Exercise details>
Give the listing again exactly, omitting its images.

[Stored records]
----------
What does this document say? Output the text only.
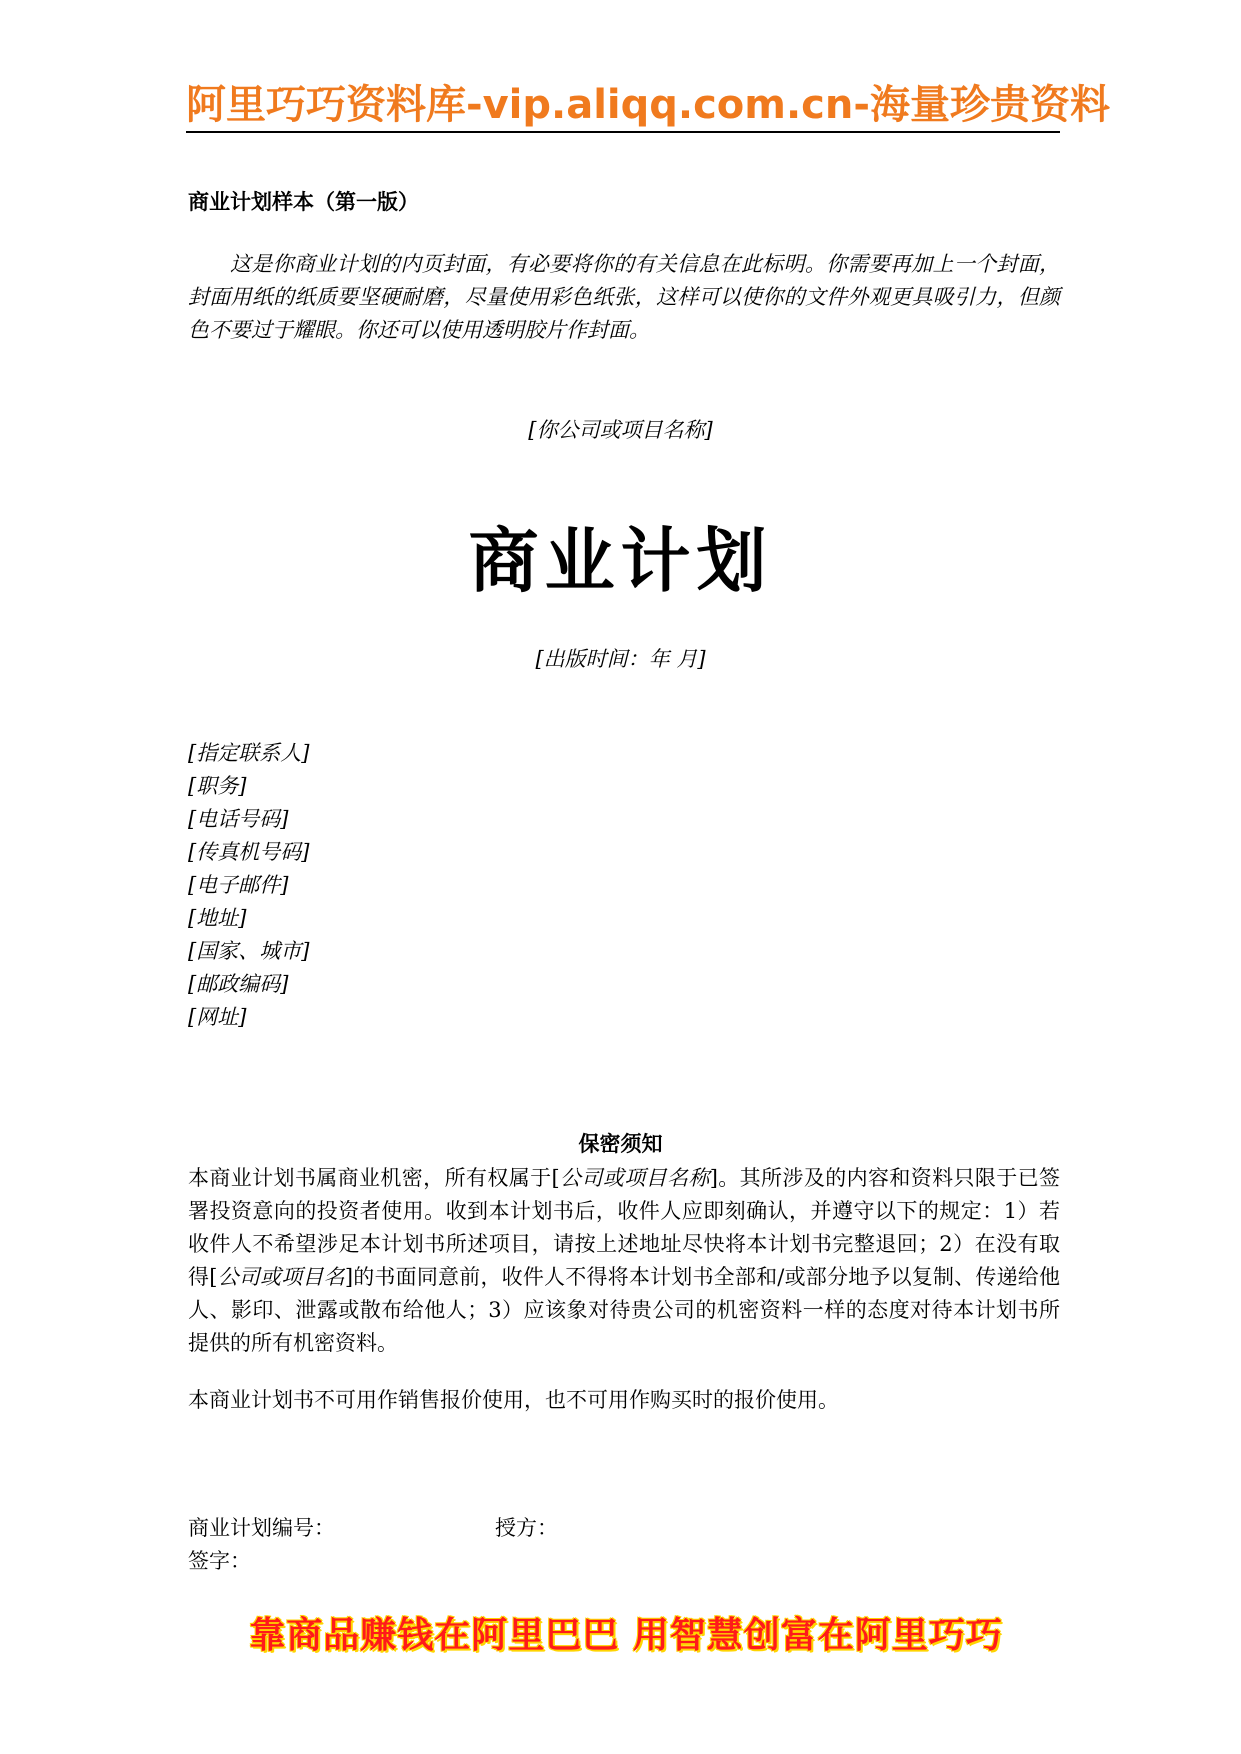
阿里巧巧资料库-vip.aliqq.com.cn-海量珍贵资料
商业计划样本（第一版）
这是你商业计划的内页封面，有必要将你的有关信息在此标明。你需要再加上一个封面，封面用纸的纸质要坚硬耐磨，尽量使用彩色纸张，这样可以使你的文件外观更具吸引力，但颜色不要过于耀眼。你还可以使用透明胶片作封面。
[你公司或项目名称]
商业计划
[出版时间：年 月]
[指定联系人]
[职务]
[电话号码]
[传真机号码]
[电子邮件]
[地址]
[国家、城市]
[邮政编码]
[网址]
保密须知
本商业计划书属商业机密，所有权属于[公司或项目名称]。其所涉及的内容和资料只限于已签署投资意向的投资者使用。收到本计划书后，收件人应即刻确认，并遵守以下的规定：1）若收件人不希望涉足本计划书所述项目，请按上述地址尽快将本计划书完整退回；2）在没有取得[公司或项目名]的书面同意前，收件人不得将本计划书全部和/或部分地予以复制、传递给他人、影印、泄露或散布给他人；3）应该象对待贵公司的机密资料一样的态度对待本计划书所提供的所有机密资料。
本商业计划书不可用作销售报价使用，也不可用作购买时的报价使用。
商业计划编号：	授方：
签字：
靠商品赚钱在阿里巴巴 用智慧创富在阿里巧巧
----------
Written answer>
What does this document say? Output the text only.
阿里巧巧资料库-vip.aliqq.com.cn-海量珍贵资料
商业计划样本（第一版）
这是你商业计划的内页封面，有必要将你的有关信息在此标明。你需要再加上一个封面，封面用纸的纸质要坚硬耐磨，尽量使用彩色纸张，这样可以使你的文件外观更具吸引力，但颜色不要过于耀眼。你还可以使用透明胶片作封面。
[你公司或项目名称]
商业计划
[出版时间：年 月]
[指定联系人]
[职务]
[电话号码]
[传真机号码]
[电子邮件]
[地址]
[国家、城市]
[邮政编码]
[网址]
保密须知
本商业计划书属商业机密，所有权属于[公司或项目名称]。其所涉及的内容和资料只限于已签署投资意向的投资者使用。收到本计划书后，收件人应即刻确认，并遵守以下的规定：1）若收件人不希望涉足本计划书所述项目，请按上述地址尽快将本计划书完整退回；2）在没有取得[公司或项目名]的书面同意前，收件人不得将本计划书全部和/或部分地予以复制、传递给他人、影印、泄露或散布给他人；3）应该象对待贵公司的机密资料一样的态度对待本计划书所提供的所有机密资料。
本商业计划书不可用作销售报价使用，也不可用作购买时的报价使用。
商业计划编号：	授方：
签字：
靠商品赚钱在阿里巴巴 用智慧创富在阿里巧巧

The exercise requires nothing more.